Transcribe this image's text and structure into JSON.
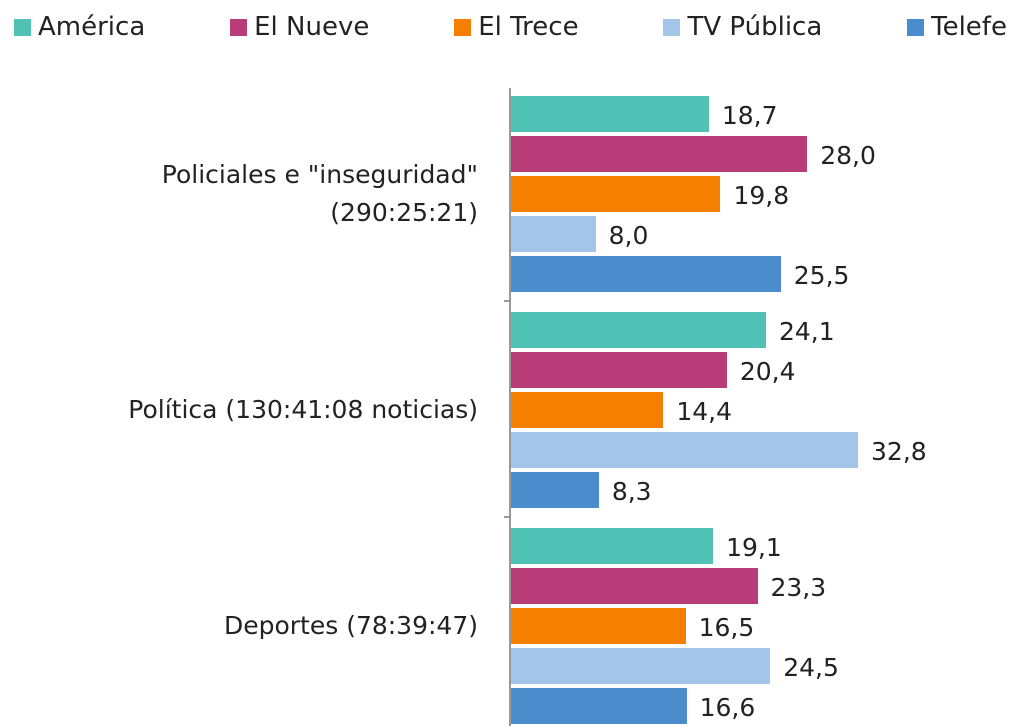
{
  "chart_data": {
    "type": "barh",
    "categories": [
      "Policiales e \"inseguridad\"\n(290:25:21)",
      "Política (130:41:08 noticias)",
      "Deportes (78:39:47)"
    ],
    "series": [
      {
        "name": "América",
        "color": "#4fc1b5",
        "values": [
          18.7,
          24.1,
          19.1
        ],
        "value_labels": [
          "18,7",
          "24,1",
          "19,1"
        ]
      },
      {
        "name": "El Nueve",
        "color": "#b83c78",
        "values": [
          28.0,
          20.4,
          23.3
        ],
        "value_labels": [
          "28,0",
          "20,4",
          "23,3"
        ]
      },
      {
        "name": "El Trece",
        "color": "#f57f00",
        "values": [
          19.8,
          14.4,
          16.5
        ],
        "value_labels": [
          "19,8",
          "14,4",
          "16,5"
        ]
      },
      {
        "name": "TV Pública",
        "color": "#a3c5e9",
        "values": [
          8.0,
          32.8,
          24.5
        ],
        "value_labels": [
          "8,0",
          "32,8",
          "24,5"
        ]
      },
      {
        "name": "Telefe",
        "color": "#4a8ccc",
        "values": [
          25.5,
          8.3,
          16.6
        ],
        "value_labels": [
          "25,5",
          "8,3",
          "16,6"
        ]
      }
    ]
  }
}
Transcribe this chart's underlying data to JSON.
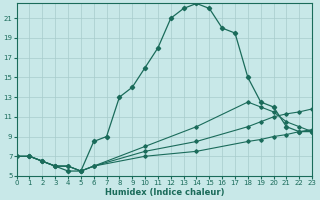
{
  "xlabel": "Humidex (Indice chaleur)",
  "bg_color": "#c8e8e8",
  "grid_color": "#a8cccc",
  "line_color": "#1a6b5a",
  "xlim": [
    0,
    23
  ],
  "ylim": [
    5,
    22.5
  ],
  "yticks": [
    5,
    7,
    9,
    11,
    13,
    15,
    17,
    19,
    21
  ],
  "xticks": [
    0,
    1,
    2,
    3,
    4,
    5,
    6,
    7,
    8,
    9,
    10,
    11,
    12,
    13,
    14,
    15,
    16,
    17,
    18,
    19,
    20,
    21,
    22,
    23
  ],
  "main_x": [
    1,
    2,
    3,
    4,
    5,
    6,
    7,
    8,
    9,
    10,
    11,
    12,
    13,
    14,
    15,
    16,
    17,
    18,
    19,
    20,
    21,
    22,
    23
  ],
  "main_y": [
    7,
    6.5,
    6,
    5.5,
    5.5,
    8.5,
    9,
    13,
    14,
    16,
    18,
    21,
    22,
    22.5,
    22,
    20,
    19.5,
    15,
    12.5,
    12,
    10,
    9.5,
    9.5
  ],
  "low1_x": [
    0,
    1,
    2,
    3,
    4,
    5,
    6,
    10,
    14,
    18,
    19,
    20,
    21,
    22,
    23
  ],
  "low1_y": [
    7,
    7,
    6.5,
    6,
    6,
    5.5,
    6,
    7,
    7.5,
    8.5,
    8.7,
    9,
    9.2,
    9.5,
    9.7
  ],
  "low2_x": [
    0,
    1,
    2,
    3,
    4,
    5,
    6,
    10,
    14,
    18,
    19,
    20,
    21,
    22,
    23
  ],
  "low2_y": [
    7,
    7,
    6.5,
    6,
    6,
    5.5,
    6,
    7.5,
    8.5,
    10,
    10.5,
    11,
    11.3,
    11.5,
    11.8
  ],
  "low3_x": [
    0,
    1,
    2,
    3,
    4,
    5,
    6,
    10,
    14,
    18,
    19,
    20,
    21,
    22,
    23
  ],
  "low3_y": [
    7,
    7,
    6.5,
    6,
    6,
    5.5,
    6,
    8,
    10,
    12.5,
    12,
    11.5,
    10.5,
    10,
    9.5
  ]
}
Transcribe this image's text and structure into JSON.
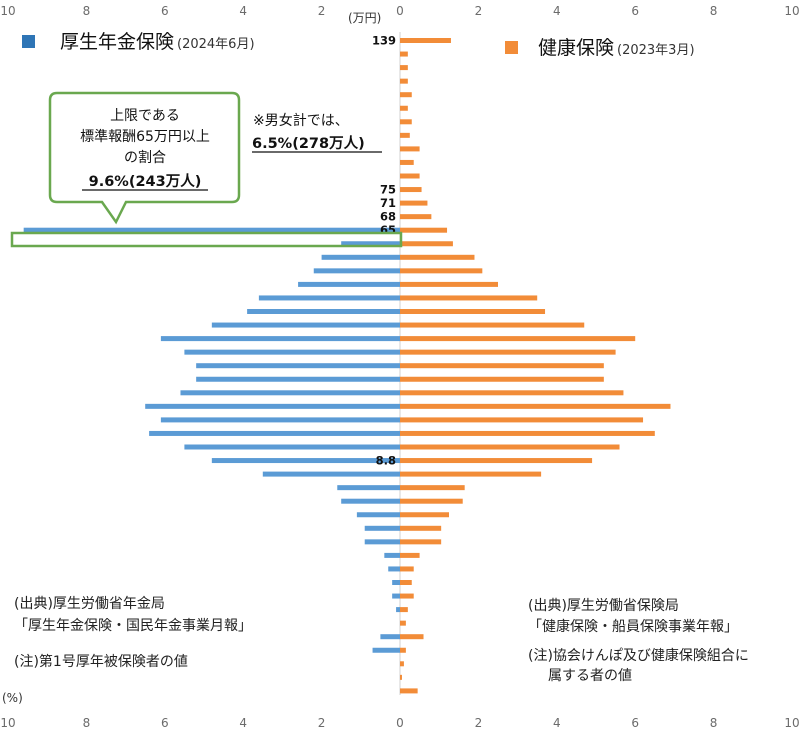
{
  "chart_data": {
    "type": "bar",
    "orientation": "horizontal-population-pyramid",
    "x_ticks": [
      "10",
      "8",
      "6",
      "4",
      "2",
      "0",
      "2",
      "4",
      "6",
      "8",
      "10"
    ],
    "x_unit_label": "(%)",
    "y_unit_label": "(万円)",
    "xlim": [
      -10,
      10
    ],
    "band_labels": [
      {
        "label": "139",
        "index": 0
      },
      {
        "label": "75",
        "index": 11
      },
      {
        "label": "71",
        "index": 12
      },
      {
        "label": "68",
        "index": 13
      },
      {
        "label": "65",
        "index": 14
      },
      {
        "label": "8.8",
        "index": 31
      }
    ],
    "series": [
      {
        "name": "厚生年金保険",
        "name_note": "(2024年6月)",
        "side": "left",
        "color": "#5b9bd5",
        "values": [
          0,
          0,
          0,
          0,
          0,
          0,
          0,
          0,
          0,
          0,
          0,
          0,
          0,
          0,
          9.6,
          1.5,
          2.0,
          2.2,
          2.6,
          3.6,
          3.9,
          4.8,
          6.1,
          5.5,
          5.2,
          5.2,
          5.6,
          6.5,
          6.1,
          6.4,
          5.5,
          4.8,
          3.5,
          1.6,
          1.5,
          1.1,
          0.9,
          0.9,
          0.4,
          0.3,
          0.2,
          0.2,
          0.1,
          0.0,
          0.5,
          0.7,
          0.0,
          0.0,
          0.0
        ]
      },
      {
        "name": "健康保険",
        "name_note": "(2023年3月)",
        "side": "right",
        "color": "#f28c38",
        "values": [
          1.3,
          0.2,
          0.2,
          0.2,
          0.3,
          0.2,
          0.3,
          0.25,
          0.5,
          0.35,
          0.5,
          0.55,
          0.7,
          0.8,
          1.2,
          1.35,
          1.9,
          2.1,
          2.5,
          3.5,
          3.7,
          4.7,
          6.0,
          5.5,
          5.2,
          5.2,
          5.7,
          6.9,
          6.2,
          6.5,
          5.6,
          4.9,
          3.6,
          1.65,
          1.6,
          1.25,
          1.05,
          1.05,
          0.5,
          0.35,
          0.3,
          0.35,
          0.2,
          0.15,
          0.6,
          0.15,
          0.1,
          0.05,
          0.45
        ]
      }
    ]
  },
  "legend": {
    "left": {
      "title": "厚生年金保険",
      "sub": "(2024年6月)"
    },
    "right": {
      "title": "健康保険",
      "sub": "(2023年3月)"
    }
  },
  "callout": {
    "line1": "上限である",
    "line2": "標準報酬65万円以上",
    "line3": "の割合",
    "emphasis": "9.6%(243万人)"
  },
  "gender_note": {
    "line1": "※男女計では、",
    "emphasis": "6.5%(278万人)"
  },
  "notes": {
    "left_source_1": "(出典)厚生労働省年金局",
    "left_source_2": "「厚生年金保険・国民年金事業月報」",
    "left_note": "(注)第1号厚年被保険者の値",
    "right_source_1": "(出典)厚生労働省保険局",
    "right_source_2": "「健康保険・船員保険事業年報」",
    "right_note_1": "(注)協会けんぽ及び健康保険組合に",
    "right_note_2": "属する者の値"
  }
}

> _Task to complete_: Gather each line holding the string "厚生年金保険".

> _Solution for this problem_:
        "name": "厚生年金保険",
      "title": "厚生年金保険",
    "left_source_2": "「厚生年金保険・国民年金事業月報」",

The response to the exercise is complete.